╭─ Data

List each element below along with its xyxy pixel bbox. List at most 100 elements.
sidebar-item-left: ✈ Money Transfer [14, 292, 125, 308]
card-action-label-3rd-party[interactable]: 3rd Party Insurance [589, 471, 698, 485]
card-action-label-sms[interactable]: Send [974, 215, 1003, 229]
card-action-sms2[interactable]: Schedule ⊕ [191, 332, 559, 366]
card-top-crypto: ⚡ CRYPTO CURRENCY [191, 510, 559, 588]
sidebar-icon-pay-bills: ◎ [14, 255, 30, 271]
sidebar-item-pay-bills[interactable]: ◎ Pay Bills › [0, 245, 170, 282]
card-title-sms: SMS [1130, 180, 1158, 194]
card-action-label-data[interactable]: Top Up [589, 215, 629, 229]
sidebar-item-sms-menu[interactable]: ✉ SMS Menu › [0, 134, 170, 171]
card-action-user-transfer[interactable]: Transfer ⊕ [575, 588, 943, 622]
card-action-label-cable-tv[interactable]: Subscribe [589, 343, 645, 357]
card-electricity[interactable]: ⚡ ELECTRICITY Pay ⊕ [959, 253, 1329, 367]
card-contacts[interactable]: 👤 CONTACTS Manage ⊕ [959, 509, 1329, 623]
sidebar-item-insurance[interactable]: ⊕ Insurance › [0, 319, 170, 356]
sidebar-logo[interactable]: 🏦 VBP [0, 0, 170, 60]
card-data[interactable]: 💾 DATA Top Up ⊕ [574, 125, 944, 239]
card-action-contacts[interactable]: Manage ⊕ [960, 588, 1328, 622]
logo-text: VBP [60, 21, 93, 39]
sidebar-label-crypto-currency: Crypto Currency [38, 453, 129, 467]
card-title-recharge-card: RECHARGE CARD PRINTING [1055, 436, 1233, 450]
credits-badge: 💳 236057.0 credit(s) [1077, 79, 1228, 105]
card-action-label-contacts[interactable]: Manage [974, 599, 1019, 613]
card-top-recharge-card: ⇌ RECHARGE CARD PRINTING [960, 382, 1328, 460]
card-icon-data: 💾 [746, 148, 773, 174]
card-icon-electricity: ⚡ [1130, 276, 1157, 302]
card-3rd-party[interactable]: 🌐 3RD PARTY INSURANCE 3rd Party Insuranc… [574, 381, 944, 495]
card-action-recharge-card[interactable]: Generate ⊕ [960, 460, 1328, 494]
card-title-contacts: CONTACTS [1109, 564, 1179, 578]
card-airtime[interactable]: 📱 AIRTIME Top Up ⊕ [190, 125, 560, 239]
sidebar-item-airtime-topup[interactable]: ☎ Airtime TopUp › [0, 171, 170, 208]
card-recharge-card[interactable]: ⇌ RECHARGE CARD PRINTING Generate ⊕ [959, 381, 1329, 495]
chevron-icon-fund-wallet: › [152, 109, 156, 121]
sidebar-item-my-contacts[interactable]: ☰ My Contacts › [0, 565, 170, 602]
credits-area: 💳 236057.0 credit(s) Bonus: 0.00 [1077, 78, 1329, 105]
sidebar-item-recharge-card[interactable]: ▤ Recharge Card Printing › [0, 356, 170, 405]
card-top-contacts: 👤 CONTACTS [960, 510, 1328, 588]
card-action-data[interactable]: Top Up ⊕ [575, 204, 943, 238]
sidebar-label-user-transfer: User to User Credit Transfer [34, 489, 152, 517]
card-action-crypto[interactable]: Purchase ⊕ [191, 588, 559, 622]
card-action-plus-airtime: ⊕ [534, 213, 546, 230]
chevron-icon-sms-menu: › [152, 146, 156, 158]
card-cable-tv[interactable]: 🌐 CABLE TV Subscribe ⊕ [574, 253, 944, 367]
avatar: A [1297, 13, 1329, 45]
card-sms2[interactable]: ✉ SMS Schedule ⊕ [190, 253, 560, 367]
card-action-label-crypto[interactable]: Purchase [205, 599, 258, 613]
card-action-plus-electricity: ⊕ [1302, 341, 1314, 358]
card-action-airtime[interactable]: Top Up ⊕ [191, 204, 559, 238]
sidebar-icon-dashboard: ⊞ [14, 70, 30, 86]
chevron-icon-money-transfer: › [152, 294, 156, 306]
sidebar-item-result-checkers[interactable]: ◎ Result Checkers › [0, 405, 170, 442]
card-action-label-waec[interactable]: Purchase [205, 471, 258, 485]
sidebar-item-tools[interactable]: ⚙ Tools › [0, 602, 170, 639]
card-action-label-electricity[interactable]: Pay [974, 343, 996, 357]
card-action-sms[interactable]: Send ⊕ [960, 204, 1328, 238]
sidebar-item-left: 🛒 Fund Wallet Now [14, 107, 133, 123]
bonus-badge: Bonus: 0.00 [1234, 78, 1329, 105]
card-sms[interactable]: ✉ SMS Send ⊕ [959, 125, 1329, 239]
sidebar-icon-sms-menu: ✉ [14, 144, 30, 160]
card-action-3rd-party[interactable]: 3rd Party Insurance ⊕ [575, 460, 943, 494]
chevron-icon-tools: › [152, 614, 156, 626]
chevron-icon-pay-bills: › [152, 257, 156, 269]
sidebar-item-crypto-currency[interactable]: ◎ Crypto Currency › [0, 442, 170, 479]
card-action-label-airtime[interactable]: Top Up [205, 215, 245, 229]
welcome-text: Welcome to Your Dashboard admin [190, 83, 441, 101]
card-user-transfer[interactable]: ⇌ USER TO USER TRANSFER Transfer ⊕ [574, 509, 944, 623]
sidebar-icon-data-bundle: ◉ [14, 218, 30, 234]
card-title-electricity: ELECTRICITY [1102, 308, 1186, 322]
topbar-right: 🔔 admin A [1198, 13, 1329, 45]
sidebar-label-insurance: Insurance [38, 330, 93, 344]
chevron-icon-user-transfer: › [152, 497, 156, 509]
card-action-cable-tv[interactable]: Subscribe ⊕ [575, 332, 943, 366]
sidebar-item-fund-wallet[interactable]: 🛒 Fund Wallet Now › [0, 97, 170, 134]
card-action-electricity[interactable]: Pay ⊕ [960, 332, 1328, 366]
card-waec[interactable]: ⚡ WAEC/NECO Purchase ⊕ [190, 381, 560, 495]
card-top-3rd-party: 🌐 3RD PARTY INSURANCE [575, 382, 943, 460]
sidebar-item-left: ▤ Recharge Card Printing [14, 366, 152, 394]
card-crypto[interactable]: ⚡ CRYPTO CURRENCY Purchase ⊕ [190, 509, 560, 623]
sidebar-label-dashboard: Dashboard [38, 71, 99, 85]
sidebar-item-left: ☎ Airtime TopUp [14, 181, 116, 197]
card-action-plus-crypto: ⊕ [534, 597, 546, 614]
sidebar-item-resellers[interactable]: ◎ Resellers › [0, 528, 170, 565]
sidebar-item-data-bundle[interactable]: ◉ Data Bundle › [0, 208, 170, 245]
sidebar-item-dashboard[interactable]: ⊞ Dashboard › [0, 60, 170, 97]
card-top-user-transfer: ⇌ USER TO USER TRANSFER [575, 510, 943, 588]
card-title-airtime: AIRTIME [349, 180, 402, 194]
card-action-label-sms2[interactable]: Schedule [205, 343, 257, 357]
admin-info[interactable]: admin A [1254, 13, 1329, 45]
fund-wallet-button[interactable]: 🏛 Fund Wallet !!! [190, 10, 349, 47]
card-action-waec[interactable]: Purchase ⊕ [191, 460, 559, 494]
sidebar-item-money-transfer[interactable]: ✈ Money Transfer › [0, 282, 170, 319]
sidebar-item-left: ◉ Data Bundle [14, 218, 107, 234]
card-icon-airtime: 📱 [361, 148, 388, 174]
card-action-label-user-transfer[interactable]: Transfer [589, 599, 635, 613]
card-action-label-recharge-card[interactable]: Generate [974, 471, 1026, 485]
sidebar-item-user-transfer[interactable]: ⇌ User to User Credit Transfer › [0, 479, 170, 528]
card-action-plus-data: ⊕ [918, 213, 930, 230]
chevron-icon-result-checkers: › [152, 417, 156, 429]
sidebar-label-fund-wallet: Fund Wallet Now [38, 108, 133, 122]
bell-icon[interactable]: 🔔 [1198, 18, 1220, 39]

╰─

__What the task requires__
Write out the records verbatim from their first line through the line that contains "sidebar-icon-pay-bills: ◎ [14, 255, 30, 271]", including that line.

__Response to the exercise__
List each element below along with its xyxy pixel bbox. List at most 100 elements.
sidebar-item-left: ✈ Money Transfer [14, 292, 125, 308]
card-action-label-3rd-party[interactable]: 3rd Party Insurance [589, 471, 698, 485]
card-action-label-sms[interactable]: Send [974, 215, 1003, 229]
card-action-sms2[interactable]: Schedule ⊕ [191, 332, 559, 366]
card-top-crypto: ⚡ CRYPTO CURRENCY [191, 510, 559, 588]
sidebar-icon-pay-bills: ◎ [14, 255, 30, 271]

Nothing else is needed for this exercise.